== DATA PROVIDED ==

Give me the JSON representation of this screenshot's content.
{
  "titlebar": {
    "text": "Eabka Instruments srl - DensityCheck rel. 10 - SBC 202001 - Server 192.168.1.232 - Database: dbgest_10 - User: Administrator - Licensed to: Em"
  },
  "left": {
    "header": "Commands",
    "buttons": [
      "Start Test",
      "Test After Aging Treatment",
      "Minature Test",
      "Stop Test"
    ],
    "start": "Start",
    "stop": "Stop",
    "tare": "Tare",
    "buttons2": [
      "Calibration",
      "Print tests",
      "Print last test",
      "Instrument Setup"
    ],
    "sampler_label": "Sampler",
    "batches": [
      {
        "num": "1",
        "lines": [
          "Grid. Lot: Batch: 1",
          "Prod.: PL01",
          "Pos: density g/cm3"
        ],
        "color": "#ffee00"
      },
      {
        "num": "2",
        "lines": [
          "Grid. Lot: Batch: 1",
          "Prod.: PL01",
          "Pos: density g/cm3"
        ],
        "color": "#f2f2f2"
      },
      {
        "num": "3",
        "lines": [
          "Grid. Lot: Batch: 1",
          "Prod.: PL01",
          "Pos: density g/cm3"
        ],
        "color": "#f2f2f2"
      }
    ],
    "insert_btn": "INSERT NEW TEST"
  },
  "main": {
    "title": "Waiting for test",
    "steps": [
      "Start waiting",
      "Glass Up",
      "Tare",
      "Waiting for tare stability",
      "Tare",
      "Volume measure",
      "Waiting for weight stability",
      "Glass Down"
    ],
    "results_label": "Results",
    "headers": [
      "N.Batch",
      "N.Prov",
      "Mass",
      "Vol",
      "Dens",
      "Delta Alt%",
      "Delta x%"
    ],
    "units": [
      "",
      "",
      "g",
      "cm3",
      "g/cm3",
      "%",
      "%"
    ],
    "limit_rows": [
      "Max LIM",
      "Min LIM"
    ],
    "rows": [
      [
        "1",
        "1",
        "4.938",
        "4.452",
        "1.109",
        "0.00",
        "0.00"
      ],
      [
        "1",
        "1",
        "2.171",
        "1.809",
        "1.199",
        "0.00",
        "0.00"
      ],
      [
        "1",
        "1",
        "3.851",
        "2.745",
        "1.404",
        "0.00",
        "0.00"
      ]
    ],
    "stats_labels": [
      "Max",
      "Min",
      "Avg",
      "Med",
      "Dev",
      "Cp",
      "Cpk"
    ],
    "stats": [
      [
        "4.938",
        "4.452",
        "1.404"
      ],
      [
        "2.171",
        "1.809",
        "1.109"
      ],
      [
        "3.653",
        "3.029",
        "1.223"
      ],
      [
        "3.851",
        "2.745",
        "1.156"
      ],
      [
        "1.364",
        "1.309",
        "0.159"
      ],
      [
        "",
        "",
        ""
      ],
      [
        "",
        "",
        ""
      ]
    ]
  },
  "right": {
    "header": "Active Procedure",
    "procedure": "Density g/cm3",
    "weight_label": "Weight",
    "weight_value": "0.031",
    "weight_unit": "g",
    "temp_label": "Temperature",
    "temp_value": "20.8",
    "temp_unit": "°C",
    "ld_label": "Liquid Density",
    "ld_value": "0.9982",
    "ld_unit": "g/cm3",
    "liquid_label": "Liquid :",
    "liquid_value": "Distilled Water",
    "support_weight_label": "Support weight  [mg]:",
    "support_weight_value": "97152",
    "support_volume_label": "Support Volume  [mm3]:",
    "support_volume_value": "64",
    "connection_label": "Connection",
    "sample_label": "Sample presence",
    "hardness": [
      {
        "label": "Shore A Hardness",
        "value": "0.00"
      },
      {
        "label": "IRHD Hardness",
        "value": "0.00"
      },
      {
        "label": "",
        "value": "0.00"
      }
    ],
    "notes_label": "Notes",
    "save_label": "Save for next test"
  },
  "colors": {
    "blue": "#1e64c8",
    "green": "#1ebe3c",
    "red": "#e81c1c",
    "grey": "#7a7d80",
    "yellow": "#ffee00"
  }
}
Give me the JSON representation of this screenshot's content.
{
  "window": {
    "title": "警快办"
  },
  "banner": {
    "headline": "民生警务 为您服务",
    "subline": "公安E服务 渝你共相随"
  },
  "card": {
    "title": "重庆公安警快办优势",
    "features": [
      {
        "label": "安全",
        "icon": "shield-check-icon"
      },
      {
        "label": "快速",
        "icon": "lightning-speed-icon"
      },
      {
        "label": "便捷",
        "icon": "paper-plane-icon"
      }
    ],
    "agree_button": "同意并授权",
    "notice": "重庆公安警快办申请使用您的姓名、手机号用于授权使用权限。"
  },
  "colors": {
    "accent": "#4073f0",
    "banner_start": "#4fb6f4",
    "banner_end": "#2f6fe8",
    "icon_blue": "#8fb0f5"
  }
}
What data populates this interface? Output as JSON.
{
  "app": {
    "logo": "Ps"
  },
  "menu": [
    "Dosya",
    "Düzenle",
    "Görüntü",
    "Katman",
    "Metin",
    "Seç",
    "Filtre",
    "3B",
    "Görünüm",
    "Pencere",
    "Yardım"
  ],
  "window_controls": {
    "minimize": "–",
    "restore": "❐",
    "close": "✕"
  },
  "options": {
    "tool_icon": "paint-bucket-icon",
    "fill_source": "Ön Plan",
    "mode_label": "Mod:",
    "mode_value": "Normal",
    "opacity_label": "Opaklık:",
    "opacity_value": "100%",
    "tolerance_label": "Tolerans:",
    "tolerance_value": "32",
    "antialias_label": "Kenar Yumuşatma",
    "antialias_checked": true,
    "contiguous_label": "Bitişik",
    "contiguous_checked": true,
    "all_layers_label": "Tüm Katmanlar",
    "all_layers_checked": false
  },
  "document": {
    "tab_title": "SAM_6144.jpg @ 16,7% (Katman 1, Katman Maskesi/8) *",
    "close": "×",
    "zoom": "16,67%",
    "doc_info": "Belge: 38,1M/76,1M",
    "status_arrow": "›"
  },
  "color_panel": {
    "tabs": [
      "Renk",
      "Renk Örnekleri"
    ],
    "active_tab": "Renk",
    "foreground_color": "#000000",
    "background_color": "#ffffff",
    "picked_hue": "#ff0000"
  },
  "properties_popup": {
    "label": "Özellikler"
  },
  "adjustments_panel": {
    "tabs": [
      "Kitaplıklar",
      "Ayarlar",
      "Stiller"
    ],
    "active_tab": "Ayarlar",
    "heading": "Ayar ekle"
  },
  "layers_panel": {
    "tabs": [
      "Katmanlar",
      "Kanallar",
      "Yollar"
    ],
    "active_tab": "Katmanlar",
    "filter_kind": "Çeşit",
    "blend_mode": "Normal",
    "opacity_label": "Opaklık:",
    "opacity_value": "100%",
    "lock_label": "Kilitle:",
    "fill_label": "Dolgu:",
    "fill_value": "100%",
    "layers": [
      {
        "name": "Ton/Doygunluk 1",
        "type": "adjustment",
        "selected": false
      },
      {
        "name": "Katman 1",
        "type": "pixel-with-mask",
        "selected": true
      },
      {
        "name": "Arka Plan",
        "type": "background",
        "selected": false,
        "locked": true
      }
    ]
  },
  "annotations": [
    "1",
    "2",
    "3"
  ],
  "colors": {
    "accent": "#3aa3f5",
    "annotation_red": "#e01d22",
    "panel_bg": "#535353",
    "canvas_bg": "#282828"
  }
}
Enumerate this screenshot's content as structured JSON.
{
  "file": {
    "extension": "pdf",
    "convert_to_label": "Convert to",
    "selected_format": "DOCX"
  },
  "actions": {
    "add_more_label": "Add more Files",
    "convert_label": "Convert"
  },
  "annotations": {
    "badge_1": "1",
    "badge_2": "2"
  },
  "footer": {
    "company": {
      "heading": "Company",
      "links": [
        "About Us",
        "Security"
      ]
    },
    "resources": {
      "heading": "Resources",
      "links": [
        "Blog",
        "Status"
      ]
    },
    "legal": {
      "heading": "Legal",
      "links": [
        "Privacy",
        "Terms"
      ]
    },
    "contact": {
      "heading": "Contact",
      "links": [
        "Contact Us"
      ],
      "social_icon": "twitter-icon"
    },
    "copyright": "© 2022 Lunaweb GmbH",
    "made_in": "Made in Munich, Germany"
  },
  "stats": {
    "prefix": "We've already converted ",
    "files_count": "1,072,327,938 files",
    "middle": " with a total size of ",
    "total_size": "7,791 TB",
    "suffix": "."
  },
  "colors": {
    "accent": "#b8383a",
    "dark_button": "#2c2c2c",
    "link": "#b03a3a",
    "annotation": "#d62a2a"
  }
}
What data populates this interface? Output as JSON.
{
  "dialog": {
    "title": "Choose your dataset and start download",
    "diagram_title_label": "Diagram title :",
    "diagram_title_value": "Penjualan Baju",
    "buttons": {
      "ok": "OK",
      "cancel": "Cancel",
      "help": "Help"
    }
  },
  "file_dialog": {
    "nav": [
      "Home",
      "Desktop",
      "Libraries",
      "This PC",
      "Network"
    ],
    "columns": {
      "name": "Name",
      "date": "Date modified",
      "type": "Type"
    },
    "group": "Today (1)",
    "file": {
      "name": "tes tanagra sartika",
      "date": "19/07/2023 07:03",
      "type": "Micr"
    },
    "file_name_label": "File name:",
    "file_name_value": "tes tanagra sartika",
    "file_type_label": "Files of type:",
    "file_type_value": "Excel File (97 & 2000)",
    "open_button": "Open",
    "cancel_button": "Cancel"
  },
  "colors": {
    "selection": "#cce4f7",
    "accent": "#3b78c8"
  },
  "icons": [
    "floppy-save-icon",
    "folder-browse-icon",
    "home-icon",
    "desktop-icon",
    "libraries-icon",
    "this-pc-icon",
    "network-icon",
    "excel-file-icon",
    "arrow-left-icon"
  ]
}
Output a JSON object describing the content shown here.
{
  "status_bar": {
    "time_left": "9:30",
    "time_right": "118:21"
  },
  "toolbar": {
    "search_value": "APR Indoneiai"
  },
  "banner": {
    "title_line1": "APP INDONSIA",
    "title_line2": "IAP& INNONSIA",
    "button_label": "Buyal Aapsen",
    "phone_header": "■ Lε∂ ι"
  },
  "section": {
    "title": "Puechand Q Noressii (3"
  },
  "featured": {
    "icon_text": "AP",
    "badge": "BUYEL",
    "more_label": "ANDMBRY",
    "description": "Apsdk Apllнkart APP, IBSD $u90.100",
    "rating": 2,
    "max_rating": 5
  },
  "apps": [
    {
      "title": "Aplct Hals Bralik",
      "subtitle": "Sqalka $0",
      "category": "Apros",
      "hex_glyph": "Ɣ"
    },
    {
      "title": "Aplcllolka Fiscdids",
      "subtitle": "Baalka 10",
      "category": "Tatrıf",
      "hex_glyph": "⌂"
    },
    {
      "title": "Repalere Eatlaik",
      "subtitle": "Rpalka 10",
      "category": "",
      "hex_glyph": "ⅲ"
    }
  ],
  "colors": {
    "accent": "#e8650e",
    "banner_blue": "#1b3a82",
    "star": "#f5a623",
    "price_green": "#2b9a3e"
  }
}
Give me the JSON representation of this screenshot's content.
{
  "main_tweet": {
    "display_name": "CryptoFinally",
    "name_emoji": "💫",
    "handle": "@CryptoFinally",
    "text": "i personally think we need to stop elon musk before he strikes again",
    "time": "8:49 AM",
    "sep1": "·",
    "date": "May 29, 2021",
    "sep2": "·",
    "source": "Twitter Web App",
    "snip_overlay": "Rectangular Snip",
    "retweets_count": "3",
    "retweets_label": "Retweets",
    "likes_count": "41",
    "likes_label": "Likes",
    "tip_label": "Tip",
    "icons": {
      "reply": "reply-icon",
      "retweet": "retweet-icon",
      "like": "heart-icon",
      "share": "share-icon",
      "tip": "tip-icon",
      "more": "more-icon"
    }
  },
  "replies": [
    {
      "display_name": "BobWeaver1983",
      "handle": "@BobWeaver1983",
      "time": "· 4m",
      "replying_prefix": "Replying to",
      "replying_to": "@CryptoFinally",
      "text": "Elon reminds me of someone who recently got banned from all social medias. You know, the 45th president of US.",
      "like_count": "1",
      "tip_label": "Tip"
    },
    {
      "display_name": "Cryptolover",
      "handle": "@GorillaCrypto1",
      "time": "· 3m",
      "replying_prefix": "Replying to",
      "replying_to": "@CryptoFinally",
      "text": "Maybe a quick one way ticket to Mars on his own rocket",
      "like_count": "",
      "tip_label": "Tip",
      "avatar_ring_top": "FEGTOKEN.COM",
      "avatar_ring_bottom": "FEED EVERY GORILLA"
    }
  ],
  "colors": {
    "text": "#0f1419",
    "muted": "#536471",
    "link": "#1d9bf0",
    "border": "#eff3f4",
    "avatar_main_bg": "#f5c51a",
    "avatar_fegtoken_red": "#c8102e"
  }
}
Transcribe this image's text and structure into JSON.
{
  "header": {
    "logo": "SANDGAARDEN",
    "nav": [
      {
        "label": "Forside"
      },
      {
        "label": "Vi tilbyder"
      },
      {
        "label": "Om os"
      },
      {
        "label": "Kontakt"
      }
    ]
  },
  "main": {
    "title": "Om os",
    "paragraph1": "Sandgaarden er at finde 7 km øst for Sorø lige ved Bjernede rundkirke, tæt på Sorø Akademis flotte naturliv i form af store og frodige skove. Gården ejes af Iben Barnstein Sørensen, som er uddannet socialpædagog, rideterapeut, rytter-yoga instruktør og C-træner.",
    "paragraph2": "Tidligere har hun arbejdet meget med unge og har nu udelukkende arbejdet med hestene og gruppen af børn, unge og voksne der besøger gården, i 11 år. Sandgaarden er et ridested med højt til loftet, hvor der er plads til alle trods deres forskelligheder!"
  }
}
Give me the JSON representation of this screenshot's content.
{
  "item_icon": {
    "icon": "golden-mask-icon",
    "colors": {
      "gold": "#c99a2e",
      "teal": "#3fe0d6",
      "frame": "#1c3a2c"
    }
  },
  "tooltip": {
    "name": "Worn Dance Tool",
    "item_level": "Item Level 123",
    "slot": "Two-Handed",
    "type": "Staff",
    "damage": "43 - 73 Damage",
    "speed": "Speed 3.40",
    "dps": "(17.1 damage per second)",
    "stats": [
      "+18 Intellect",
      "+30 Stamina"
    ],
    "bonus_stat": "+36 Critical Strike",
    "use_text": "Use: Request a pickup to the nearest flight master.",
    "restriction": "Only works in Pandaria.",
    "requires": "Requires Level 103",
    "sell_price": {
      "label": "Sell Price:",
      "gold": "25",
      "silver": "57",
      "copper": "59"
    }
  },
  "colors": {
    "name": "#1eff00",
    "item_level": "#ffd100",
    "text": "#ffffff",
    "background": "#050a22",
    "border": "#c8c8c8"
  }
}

===

▸ **WHAT TO PRODUCE**
Look through the entries and work out how many lines have the word "Cancel" in them; reply with that number only.

▸ **TASK RESULT**
2